**Stored entries:**
_ _ _ _ _
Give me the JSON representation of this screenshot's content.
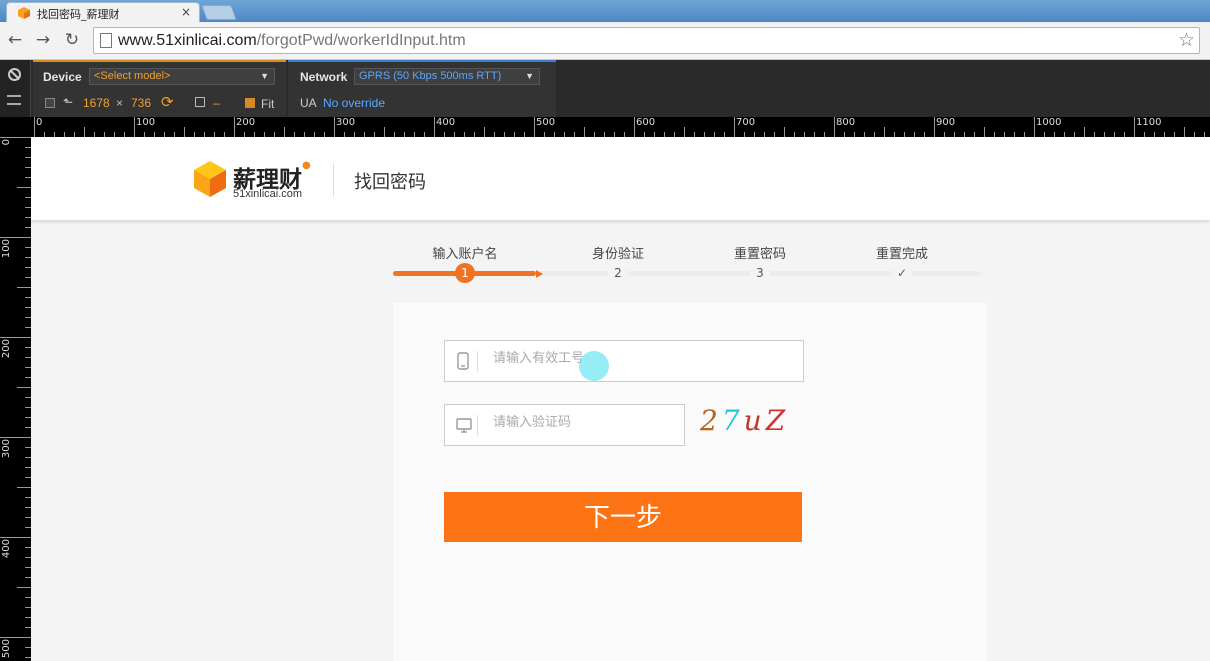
{
  "browser": {
    "tab_title": "找回密码_薪理财",
    "tab_close": "×",
    "url_host": "www.51xinlicai.com",
    "url_path": "/forgotPwd/workerIdInput.htm"
  },
  "devtools": {
    "device_label": "Device",
    "device_model": "<Select model>",
    "width": "1678",
    "times": "×",
    "height": "736",
    "scale_dash": "–",
    "fit_label": "Fit",
    "network_label": "Network",
    "network_value": "GPRS (50 Kbps 500ms RTT)",
    "ua_label": "UA",
    "ua_value": "No override"
  },
  "ruler": {
    "h_labels": [
      "0",
      "100",
      "200",
      "300",
      "400",
      "500",
      "600",
      "700",
      "800",
      "900",
      "1000",
      "1100"
    ],
    "v_labels": [
      "0",
      "100",
      "200",
      "300",
      "400",
      "500"
    ]
  },
  "site": {
    "logo_text": "薪理财",
    "logo_sub": "51xinlicai.com",
    "header_title": "找回密码"
  },
  "steps": [
    {
      "label": "输入账户名",
      "num": "1",
      "active": true
    },
    {
      "label": "身份验证",
      "num": "2",
      "active": false
    },
    {
      "label": "重置密码",
      "num": "3",
      "active": false
    },
    {
      "label": "重置完成",
      "num": "✓",
      "active": false
    }
  ],
  "form": {
    "worker_id_placeholder": "请输入有效工号",
    "captcha_placeholder": "请输入验证码",
    "captcha_chars": [
      "2",
      "7",
      "u",
      "Z"
    ],
    "next_label": "下一步"
  },
  "colors": {
    "accent": "#f07322",
    "button": "#fb7312"
  }
}
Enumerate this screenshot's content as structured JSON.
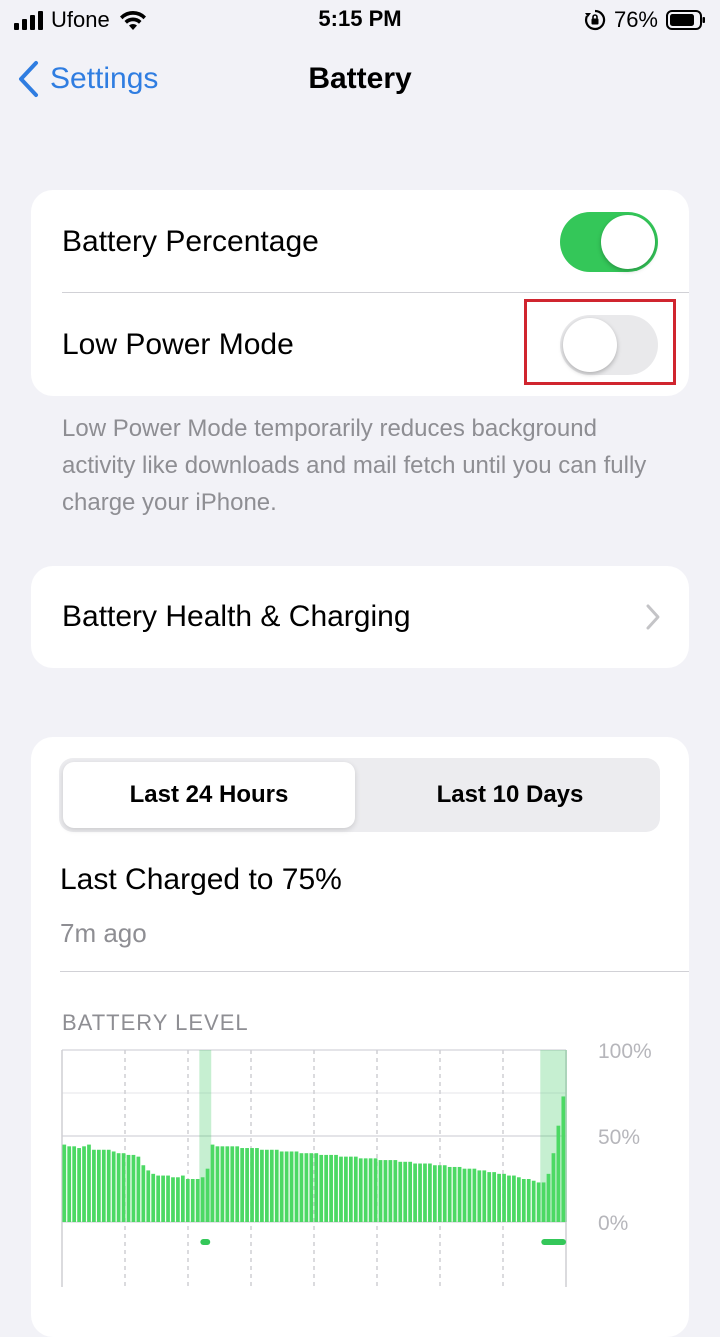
{
  "status_bar": {
    "carrier": "Ufone",
    "time": "5:15 PM",
    "battery_percent": "76%"
  },
  "nav": {
    "back_label": "Settings",
    "title": "Battery"
  },
  "settings": {
    "battery_percentage": {
      "label": "Battery Percentage",
      "on": true
    },
    "low_power_mode": {
      "label": "Low Power Mode",
      "on": false
    },
    "footnote": "Low Power Mode temporarily reduces background activity like downloads and mail fetch until you can fully charge your iPhone."
  },
  "health": {
    "label": "Battery Health & Charging"
  },
  "usage": {
    "tabs": [
      {
        "label": "Last 24 Hours",
        "selected": true
      },
      {
        "label": "Last 10 Days",
        "selected": false
      }
    ],
    "last_charged": "Last Charged to 75%",
    "last_charged_ago": "7m ago",
    "chart_title": "BATTERY LEVEL"
  },
  "colors": {
    "accent": "#007aff",
    "toggle_on": "#34c759",
    "bar": "#4cd964",
    "highlight_box": "#d0252f"
  },
  "chart_data": {
    "type": "bar",
    "ylabel_ticks": [
      "100%",
      "50%",
      "0%"
    ],
    "ylim": [
      0,
      100
    ],
    "values": [
      45,
      44,
      44,
      43,
      44,
      45,
      42,
      42,
      42,
      42,
      41,
      40,
      40,
      39,
      39,
      38,
      33,
      30,
      28,
      27,
      27,
      27,
      26,
      26,
      27,
      25,
      25,
      25,
      26,
      31,
      45,
      44,
      44,
      44,
      44,
      44,
      43,
      43,
      43,
      43,
      42,
      42,
      42,
      42,
      41,
      41,
      41,
      41,
      40,
      40,
      40,
      40,
      39,
      39,
      39,
      39,
      38,
      38,
      38,
      38,
      37,
      37,
      37,
      37,
      36,
      36,
      36,
      36,
      35,
      35,
      35,
      34,
      34,
      34,
      34,
      33,
      33,
      33,
      32,
      32,
      32,
      31,
      31,
      31,
      30,
      30,
      29,
      29,
      28,
      28,
      27,
      27,
      26,
      25,
      25,
      24,
      23,
      23,
      28,
      40,
      56,
      73
    ],
    "charging_bands": [
      {
        "start_index": 28,
        "end_index": 29
      },
      {
        "start_index": 97,
        "end_index": 101
      }
    ]
  }
}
_ _ _ _ _
**EXERCISE BRIEF:**
Reproduce the listing exactly. Leave its pictures out.

**ANSWER FOR THIS EXERCISE:**
Give me the JSON representation of this screenshot's content.
{
  "browser": {
    "tab_title": "找回密码_薪理财",
    "tab_close": "×",
    "url_host": "www.51xinlicai.com",
    "url_path": "/forgotPwd/workerIdInput.htm"
  },
  "devtools": {
    "device_label": "Device",
    "device_model": "<Select model>",
    "width": "1678",
    "times": "×",
    "height": "736",
    "scale_dash": "–",
    "fit_label": "Fit",
    "network_label": "Network",
    "network_value": "GPRS (50 Kbps 500ms RTT)",
    "ua_label": "UA",
    "ua_value": "No override"
  },
  "ruler": {
    "h_labels": [
      "0",
      "100",
      "200",
      "300",
      "400",
      "500",
      "600",
      "700",
      "800",
      "900",
      "1000",
      "1100"
    ],
    "v_labels": [
      "0",
      "100",
      "200",
      "300",
      "400",
      "500"
    ]
  },
  "site": {
    "logo_text": "薪理财",
    "logo_sub": "51xinlicai.com",
    "header_title": "找回密码"
  },
  "steps": [
    {
      "label": "输入账户名",
      "num": "1",
      "active": true
    },
    {
      "label": "身份验证",
      "num": "2",
      "active": false
    },
    {
      "label": "重置密码",
      "num": "3",
      "active": false
    },
    {
      "label": "重置完成",
      "num": "✓",
      "active": false
    }
  ],
  "form": {
    "worker_id_placeholder": "请输入有效工号",
    "captcha_placeholder": "请输入验证码",
    "captcha_chars": [
      "2",
      "7",
      "u",
      "Z"
    ],
    "next_label": "下一步"
  },
  "colors": {
    "accent": "#f07322",
    "button": "#fb7312"
  }
}
Enumerate this screenshot's content as structured JSON.
{
  "status_bar": {
    "carrier": "Ufone",
    "time": "5:15 PM",
    "battery_percent": "76%"
  },
  "nav": {
    "back_label": "Settings",
    "title": "Battery"
  },
  "settings": {
    "battery_percentage": {
      "label": "Battery Percentage",
      "on": true
    },
    "low_power_mode": {
      "label": "Low Power Mode",
      "on": false
    },
    "footnote": "Low Power Mode temporarily reduces background activity like downloads and mail fetch until you can fully charge your iPhone."
  },
  "health": {
    "label": "Battery Health & Charging"
  },
  "usage": {
    "tabs": [
      {
        "label": "Last 24 Hours",
        "selected": true
      },
      {
        "label": "Last 10 Days",
        "selected": false
      }
    ],
    "last_charged": "Last Charged to 75%",
    "last_charged_ago": "7m ago",
    "chart_title": "BATTERY LEVEL"
  },
  "colors": {
    "accent": "#007aff",
    "toggle_on": "#34c759",
    "bar": "#4cd964",
    "highlight_box": "#d0252f"
  },
  "chart_data": {
    "type": "bar",
    "ylabel_ticks": [
      "100%",
      "50%",
      "0%"
    ],
    "ylim": [
      0,
      100
    ],
    "values": [
      45,
      44,
      44,
      43,
      44,
      45,
      42,
      42,
      42,
      42,
      41,
      40,
      40,
      39,
      39,
      38,
      33,
      30,
      28,
      27,
      27,
      27,
      26,
      26,
      27,
      25,
      25,
      25,
      26,
      31,
      45,
      44,
      44,
      44,
      44,
      44,
      43,
      43,
      43,
      43,
      42,
      42,
      42,
      42,
      41,
      41,
      41,
      41,
      40,
      40,
      40,
      40,
      39,
      39,
      39,
      39,
      38,
      38,
      38,
      38,
      37,
      37,
      37,
      37,
      36,
      36,
      36,
      36,
      35,
      35,
      35,
      34,
      34,
      34,
      34,
      33,
      33,
      33,
      32,
      32,
      32,
      31,
      31,
      31,
      30,
      30,
      29,
      29,
      28,
      28,
      27,
      27,
      26,
      25,
      25,
      24,
      23,
      23,
      28,
      40,
      56,
      73
    ],
    "charging_bands": [
      {
        "start_index": 28,
        "end_index": 29
      },
      {
        "start_index": 97,
        "end_index": 101
      }
    ]
  }
}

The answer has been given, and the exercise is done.